PROBLEM: Write out the items word for word, beginning at the first line and stopping after the line that contains "285, 137, 367]".

EXTRACTED ENTRIES:
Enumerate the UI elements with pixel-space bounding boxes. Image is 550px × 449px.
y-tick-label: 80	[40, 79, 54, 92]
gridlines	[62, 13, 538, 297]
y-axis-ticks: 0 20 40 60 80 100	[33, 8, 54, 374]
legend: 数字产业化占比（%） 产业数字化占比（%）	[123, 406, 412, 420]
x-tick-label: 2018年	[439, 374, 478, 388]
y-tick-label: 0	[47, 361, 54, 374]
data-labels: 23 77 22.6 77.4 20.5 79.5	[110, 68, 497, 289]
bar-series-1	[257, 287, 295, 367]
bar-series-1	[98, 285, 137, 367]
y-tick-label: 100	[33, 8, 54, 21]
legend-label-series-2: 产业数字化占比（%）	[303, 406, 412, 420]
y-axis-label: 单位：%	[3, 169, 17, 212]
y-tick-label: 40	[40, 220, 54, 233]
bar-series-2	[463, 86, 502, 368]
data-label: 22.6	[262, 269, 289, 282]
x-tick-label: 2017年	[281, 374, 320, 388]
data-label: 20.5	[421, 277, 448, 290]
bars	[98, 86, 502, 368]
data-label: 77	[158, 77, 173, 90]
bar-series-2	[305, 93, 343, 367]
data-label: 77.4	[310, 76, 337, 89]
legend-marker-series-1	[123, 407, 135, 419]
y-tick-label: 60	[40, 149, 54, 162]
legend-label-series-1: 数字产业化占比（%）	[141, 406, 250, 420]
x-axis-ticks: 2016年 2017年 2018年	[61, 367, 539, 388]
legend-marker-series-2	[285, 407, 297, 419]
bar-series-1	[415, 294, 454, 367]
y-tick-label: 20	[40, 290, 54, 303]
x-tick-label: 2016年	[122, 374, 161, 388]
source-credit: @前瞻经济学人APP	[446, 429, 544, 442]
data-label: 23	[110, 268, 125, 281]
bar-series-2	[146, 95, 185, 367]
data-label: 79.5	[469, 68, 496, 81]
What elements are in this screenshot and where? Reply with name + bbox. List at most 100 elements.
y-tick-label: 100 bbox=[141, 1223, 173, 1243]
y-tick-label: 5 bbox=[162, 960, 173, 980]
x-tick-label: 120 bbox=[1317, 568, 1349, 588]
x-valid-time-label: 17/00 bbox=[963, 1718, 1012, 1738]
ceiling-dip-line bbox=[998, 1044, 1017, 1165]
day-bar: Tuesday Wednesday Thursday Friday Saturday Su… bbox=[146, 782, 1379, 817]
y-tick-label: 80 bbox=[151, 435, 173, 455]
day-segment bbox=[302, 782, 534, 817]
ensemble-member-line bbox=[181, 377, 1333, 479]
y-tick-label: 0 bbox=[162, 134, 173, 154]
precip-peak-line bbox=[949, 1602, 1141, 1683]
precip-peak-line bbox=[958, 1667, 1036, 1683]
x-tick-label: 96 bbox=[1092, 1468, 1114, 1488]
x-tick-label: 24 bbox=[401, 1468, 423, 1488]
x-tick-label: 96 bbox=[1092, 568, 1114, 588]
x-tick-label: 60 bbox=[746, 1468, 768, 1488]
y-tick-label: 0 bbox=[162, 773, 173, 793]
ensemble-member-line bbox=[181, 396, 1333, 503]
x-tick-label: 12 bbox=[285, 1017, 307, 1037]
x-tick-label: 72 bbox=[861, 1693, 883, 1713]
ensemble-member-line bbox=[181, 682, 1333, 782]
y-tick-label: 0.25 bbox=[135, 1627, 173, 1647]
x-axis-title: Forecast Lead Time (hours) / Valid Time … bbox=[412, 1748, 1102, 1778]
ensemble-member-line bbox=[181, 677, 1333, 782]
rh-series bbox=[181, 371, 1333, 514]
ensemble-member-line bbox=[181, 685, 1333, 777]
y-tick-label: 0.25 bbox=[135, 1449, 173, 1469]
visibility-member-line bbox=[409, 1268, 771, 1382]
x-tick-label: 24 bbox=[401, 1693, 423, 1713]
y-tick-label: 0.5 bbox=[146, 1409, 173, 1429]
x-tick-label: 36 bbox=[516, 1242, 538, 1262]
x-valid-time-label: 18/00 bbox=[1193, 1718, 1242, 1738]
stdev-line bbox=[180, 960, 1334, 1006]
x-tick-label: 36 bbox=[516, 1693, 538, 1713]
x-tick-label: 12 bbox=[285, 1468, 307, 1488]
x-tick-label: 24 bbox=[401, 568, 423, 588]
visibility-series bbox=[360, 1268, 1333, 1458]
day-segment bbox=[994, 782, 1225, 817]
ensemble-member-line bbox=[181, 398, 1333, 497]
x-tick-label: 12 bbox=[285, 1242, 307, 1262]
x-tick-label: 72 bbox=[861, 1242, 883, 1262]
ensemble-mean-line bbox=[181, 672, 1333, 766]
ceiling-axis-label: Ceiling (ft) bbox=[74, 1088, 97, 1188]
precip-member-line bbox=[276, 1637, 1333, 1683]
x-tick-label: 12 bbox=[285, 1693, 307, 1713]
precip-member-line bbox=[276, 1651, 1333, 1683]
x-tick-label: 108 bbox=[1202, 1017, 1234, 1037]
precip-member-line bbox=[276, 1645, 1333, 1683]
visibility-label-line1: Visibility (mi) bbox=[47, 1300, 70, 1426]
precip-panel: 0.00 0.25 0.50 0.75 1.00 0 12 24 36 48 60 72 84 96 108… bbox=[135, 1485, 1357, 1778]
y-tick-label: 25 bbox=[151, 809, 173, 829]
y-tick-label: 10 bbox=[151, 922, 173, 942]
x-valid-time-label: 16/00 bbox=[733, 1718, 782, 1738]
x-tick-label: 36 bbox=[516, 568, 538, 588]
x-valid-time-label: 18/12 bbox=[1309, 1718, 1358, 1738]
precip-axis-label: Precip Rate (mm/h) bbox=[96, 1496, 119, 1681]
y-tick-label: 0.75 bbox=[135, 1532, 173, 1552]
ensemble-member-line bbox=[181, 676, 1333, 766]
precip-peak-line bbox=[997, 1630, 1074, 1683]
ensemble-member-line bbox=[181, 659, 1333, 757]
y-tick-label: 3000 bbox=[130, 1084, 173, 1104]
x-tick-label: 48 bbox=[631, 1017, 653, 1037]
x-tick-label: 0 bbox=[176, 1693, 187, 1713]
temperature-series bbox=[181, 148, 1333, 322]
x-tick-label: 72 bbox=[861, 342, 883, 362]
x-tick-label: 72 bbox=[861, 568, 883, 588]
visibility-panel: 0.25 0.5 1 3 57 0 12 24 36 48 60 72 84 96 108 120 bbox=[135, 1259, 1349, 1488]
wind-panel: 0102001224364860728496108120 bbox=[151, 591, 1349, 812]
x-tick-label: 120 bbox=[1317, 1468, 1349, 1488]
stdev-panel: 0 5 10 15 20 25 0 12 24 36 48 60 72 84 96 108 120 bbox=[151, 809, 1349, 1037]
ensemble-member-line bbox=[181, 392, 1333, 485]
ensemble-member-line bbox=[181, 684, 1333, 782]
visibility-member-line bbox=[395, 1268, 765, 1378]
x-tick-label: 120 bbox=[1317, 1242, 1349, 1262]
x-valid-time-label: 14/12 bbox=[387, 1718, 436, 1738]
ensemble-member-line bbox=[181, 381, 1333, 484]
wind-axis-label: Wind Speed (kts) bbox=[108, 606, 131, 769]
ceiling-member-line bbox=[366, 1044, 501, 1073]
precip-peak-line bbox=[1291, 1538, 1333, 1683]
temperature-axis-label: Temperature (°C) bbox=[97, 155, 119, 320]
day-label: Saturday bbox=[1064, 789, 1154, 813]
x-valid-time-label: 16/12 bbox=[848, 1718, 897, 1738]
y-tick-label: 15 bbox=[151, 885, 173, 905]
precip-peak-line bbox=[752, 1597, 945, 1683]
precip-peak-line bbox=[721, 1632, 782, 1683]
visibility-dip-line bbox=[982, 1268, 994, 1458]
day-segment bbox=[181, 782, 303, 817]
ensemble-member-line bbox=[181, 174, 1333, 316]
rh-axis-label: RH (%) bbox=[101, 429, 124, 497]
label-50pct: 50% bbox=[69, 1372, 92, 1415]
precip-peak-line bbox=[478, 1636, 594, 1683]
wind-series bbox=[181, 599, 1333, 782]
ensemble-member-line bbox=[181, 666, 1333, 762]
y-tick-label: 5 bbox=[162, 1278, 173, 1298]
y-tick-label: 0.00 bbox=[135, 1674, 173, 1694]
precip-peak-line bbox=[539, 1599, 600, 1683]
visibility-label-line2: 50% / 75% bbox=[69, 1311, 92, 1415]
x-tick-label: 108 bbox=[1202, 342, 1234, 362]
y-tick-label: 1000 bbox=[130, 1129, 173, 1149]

EXERCISE SOLUTION:
Enumerate the UI elements with pixel-space bounding boxes. Image is 550px × 449px.
y-tick-label: 80	[40, 79, 54, 92]
gridlines	[62, 13, 538, 297]
y-axis-ticks: 0 20 40 60 80 100	[33, 8, 54, 374]
legend: 数字产业化占比（%） 产业数字化占比（%）	[123, 406, 412, 420]
x-tick-label: 2018年	[439, 374, 478, 388]
y-tick-label: 0	[47, 361, 54, 374]
data-labels: 23 77 22.6 77.4 20.5 79.5	[110, 68, 497, 289]
bar-series-1	[257, 287, 295, 367]
bar-series-1	[98, 285, 137, 367]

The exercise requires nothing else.